- _Texto fornecido_
* * * *

Tânia Junqueira Borges, coordenadora de Medicina Veterinária do Zoológico de Brasília
“A proposta do curso foi trabalhar conceitos de biossegurança e biosseguridade, que estão diretamente ligados à saúde dos animais, do meio ambiente e dos profissionais que atuam no Zoológico de Brasília. Queremos estimular uma cultura de trabalho cada vez mais segura, evitando acidentes, doenças e a disseminação de agentes infecciosos”, explica Tânia.
A diretora destaca que os conceitos, embora semelhantes, possuem diferenças importantes. Enquanto a biossegurança está relacionada a práticas e procedimentos que garantem a segurança no trabalho, a biosseguridade envolve medidas voltadas para a proteção da saúde animal, ambiental e humana de forma integrada e com enfoque sanitário, seguindo os princípios da abordagem One Health (Saúde Única).
Conhecimento aplicado ao manejo
Para os participantes, o treinamento representou uma oportunidade de reciclar conhecimentos e aprimorar a rotina de trabalho. O tratador Carlos Eduardo Nunes destaca que, independentemente da experiência profissional, revisitar conceitos e se capacitar é sempre fundamental. “Por mais que a gente receba treinamento antes de começar a trabalhar, é importante relembrar conceitos que, às vezes, acabam passando despercebidos na correria do dia a dia. Essa capacitação melhora nossa atenção em relação aos recintos, aos animais e também aos cuidados com nossa própria segurança”, comenta.

* * * *

- _Dados fornecidos_
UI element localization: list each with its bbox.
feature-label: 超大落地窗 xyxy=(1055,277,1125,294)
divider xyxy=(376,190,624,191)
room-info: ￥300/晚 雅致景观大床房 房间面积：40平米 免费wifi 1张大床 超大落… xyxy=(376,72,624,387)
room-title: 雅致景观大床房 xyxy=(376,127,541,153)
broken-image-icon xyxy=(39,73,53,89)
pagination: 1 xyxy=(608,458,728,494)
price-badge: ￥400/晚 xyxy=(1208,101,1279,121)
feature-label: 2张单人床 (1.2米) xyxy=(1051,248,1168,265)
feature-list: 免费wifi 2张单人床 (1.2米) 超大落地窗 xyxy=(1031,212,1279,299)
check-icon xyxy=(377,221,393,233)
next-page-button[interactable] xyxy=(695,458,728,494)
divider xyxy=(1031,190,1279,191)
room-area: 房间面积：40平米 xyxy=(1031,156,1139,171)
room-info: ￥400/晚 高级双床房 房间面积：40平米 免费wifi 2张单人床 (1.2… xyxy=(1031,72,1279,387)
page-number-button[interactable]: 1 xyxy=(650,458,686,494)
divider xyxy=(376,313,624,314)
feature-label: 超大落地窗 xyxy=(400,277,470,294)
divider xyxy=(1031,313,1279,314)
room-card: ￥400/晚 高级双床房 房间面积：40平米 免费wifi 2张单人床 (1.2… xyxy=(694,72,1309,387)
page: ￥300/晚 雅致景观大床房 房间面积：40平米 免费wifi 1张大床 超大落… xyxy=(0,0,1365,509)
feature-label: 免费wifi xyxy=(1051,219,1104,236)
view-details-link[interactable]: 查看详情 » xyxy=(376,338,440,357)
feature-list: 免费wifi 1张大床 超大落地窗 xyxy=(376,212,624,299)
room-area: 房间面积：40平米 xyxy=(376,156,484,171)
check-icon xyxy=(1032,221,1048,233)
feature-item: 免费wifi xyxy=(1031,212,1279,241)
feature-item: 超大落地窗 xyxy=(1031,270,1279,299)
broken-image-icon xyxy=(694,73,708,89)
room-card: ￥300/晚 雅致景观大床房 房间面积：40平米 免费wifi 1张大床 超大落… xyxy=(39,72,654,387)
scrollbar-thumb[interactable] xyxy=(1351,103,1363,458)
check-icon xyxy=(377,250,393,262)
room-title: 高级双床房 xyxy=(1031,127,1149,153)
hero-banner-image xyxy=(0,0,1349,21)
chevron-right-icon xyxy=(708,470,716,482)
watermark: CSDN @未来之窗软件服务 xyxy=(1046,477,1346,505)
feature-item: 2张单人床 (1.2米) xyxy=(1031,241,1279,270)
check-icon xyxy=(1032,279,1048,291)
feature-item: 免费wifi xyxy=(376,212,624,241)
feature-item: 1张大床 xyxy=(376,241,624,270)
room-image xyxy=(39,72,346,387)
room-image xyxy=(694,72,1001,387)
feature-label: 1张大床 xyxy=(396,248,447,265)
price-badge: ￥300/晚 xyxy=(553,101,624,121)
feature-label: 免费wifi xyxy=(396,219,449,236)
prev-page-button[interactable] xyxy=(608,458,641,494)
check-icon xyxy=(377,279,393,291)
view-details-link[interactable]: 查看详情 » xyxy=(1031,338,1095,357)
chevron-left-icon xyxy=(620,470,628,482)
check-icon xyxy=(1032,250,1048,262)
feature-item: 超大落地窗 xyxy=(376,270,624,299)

* * * *

- _O que se pede_
**A)** Transcreva do texto sobre o curso de biossegurança no Zoológico de Brasília o trecho entre "A diretora destaca" e "Health (Saúde Única).", inclusive.
**B)** Dê continuidade ao texto sobre o curso de biossegurança no Zoológico de Brasília a partir do ponto em que ele termina.
Os dados não têm relação com o texto.

- _Respostas do exercício_
**A)**
A diretora destaca que os conceitos, embora semelhantes, possuem diferenças importantes. Enquanto a biossegurança está relacionada a práticas e procedimentos que garantem a segurança no trabalho, a biosseguridade envolve medidas voltadas para a proteção da saúde animal, ambiental e humana de forma integrada e com enfoque sanitário, seguindo os princípios da abordagem One Health (Saúde Única).

**B)**
Arthur Freitas, estudante de medicina veterinária da UnB e integrante do Gepas, destaca a importância de aproximar o conhecimento acadêmico da realidade vivida pelos profissionais do zoológico. “Nosso objetivo é colaborar para que os profissionais que atuam no manejo de animais silvestres possam aliar a teoria à prática diária”, explica. Arthur ressalta que a capacitação também busca conscientizar os participantes sobre riscos biológicos presentes na rotina de manejo.
“Existem diversos microrganismos e agentes infecciosos aos quais os profissionais que atuam no manejo de animais silvestres podem estar expostos sem perceber. Por isso, trabalhamos a importância do autocuidado e da adoção de medidas preventivas. A saúde dos animais e dos profissionais caminham juntas. Um animal doente pode representar um risco para o tratador, assim como um tratador doente pode representar um risco para os animais”, explica Arthur.
Além do treinamento, a equipe recebeu uma cartilha elaborada pelo Gepas/UnB e também teve a oportunidade de participar de treinamento prático no Hospital Veterinário do Zoológico de Brasília.